── RECORDS FOR THIS EXERCISE

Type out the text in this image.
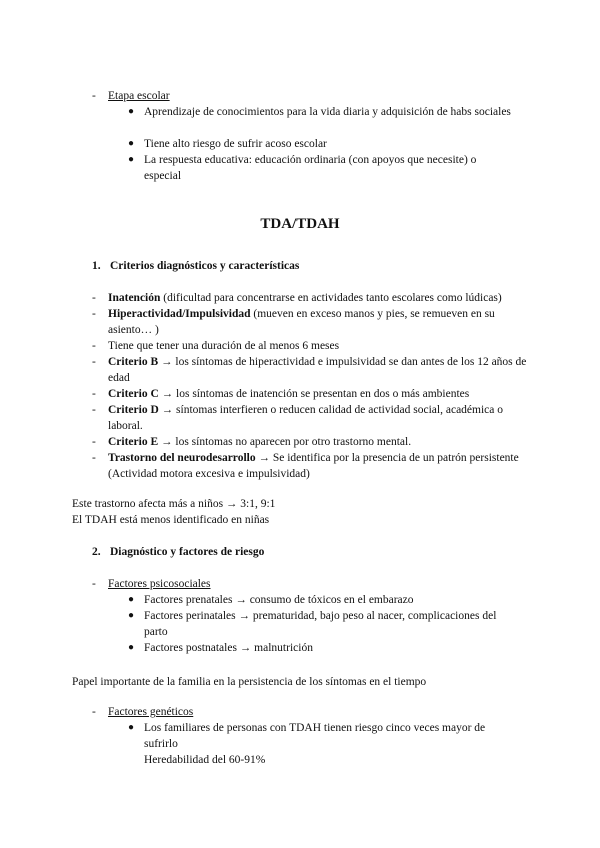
- Etapa escolar
● Aprendizaje de conocimientos para la vida diaria y adquisición de habs sociales
● Tiene alto riesgo de sufrir acoso escolar
● La respuesta educativa: educación ordinaria (con apoyos que necesite) o especial
TDA/TDAH
1. Criterios diagnósticos y características
- Inatención (dificultad para concentrarse en actividades tanto escolares como lúdicas)
- Hiperactividad/Impulsividad (mueven en exceso manos y pies, se remueven en su asiento… )
- Tiene que tener una duración de al menos 6 meses
- Criterio B → los síntomas de hiperactividad e impulsividad se dan antes de los 12 años de edad
- Criterio C → los síntomas de inatención se presentan en dos o más ambientes
- Criterio D → síntomas interfieren o reducen calidad de actividad social, académica o laboral.
- Criterio E → los síntomas no aparecen por otro trastorno mental.
- Trastorno del neurodesarrollo → Se identifica por la presencia de un patrón persistente (Actividad motora excesiva e impulsividad)
Este trastorno afecta más a niños → 3:1, 9:1
El TDAH está menos identificado en niñas
2. Diagnóstico y factores de riesgo
- Factores psicosociales
● Factores prenatales → consumo de tóxicos en el embarazo
● Factores perinatales → prematuridad, bajo peso al nacer, complicaciones del parto
● Factores postnatales → malnutrición
Papel importante de la familia en la persistencia de los síntomas en el tiempo
- Factores genéticos
● Los familiares de personas con TDAH tienen riesgo cinco veces mayor de sufrirlo
Heredabilidad del 60-91%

────

Quote every line word for word and keep the images out of the copy.

Type out the text in this image.
- Etapa escolar
● Aprendizaje de conocimientos para la vida diaria y adquisición de habs sociales
● Tiene alto riesgo de sufrir acoso escolar
● La respuesta educativa: educación ordinaria (con apoyos que necesite) o especial
TDA/TDAH
1. Criterios diagnósticos y características
- Inatención (dificultad para concentrarse en actividades tanto escolares como lúdicas)
- Hiperactividad/Impulsividad (mueven en exceso manos y pies, se remueven en su asiento… )
- Tiene que tener una duración de al menos 6 meses
- Criterio B → los síntomas de hiperactividad e impulsividad se dan antes de los 12 años de edad
- Criterio C → los síntomas de inatención se presentan en dos o más ambientes
- Criterio D → síntomas interfieren o reducen calidad de actividad social, académica o laboral.
- Criterio E → los síntomas no aparecen por otro trastorno mental.
- Trastorno del neurodesarrollo → Se identifica por la presencia de un patrón persistente (Actividad motora excesiva e impulsividad)
Este trastorno afecta más a niños → 3:1, 9:1
El TDAH está menos identificado en niñas
2. Diagnóstico y factores de riesgo
- Factores psicosociales
● Factores prenatales → consumo de tóxicos en el embarazo
● Factores perinatales → prematuridad, bajo peso al nacer, complicaciones del parto
● Factores postnatales → malnutrición
Papel importante de la familia en la persistencia de los síntomas en el tiempo
- Factores genéticos
● Los familiares de personas con TDAH tienen riesgo cinco veces mayor de sufrirlo
Heredabilidad del 60-91%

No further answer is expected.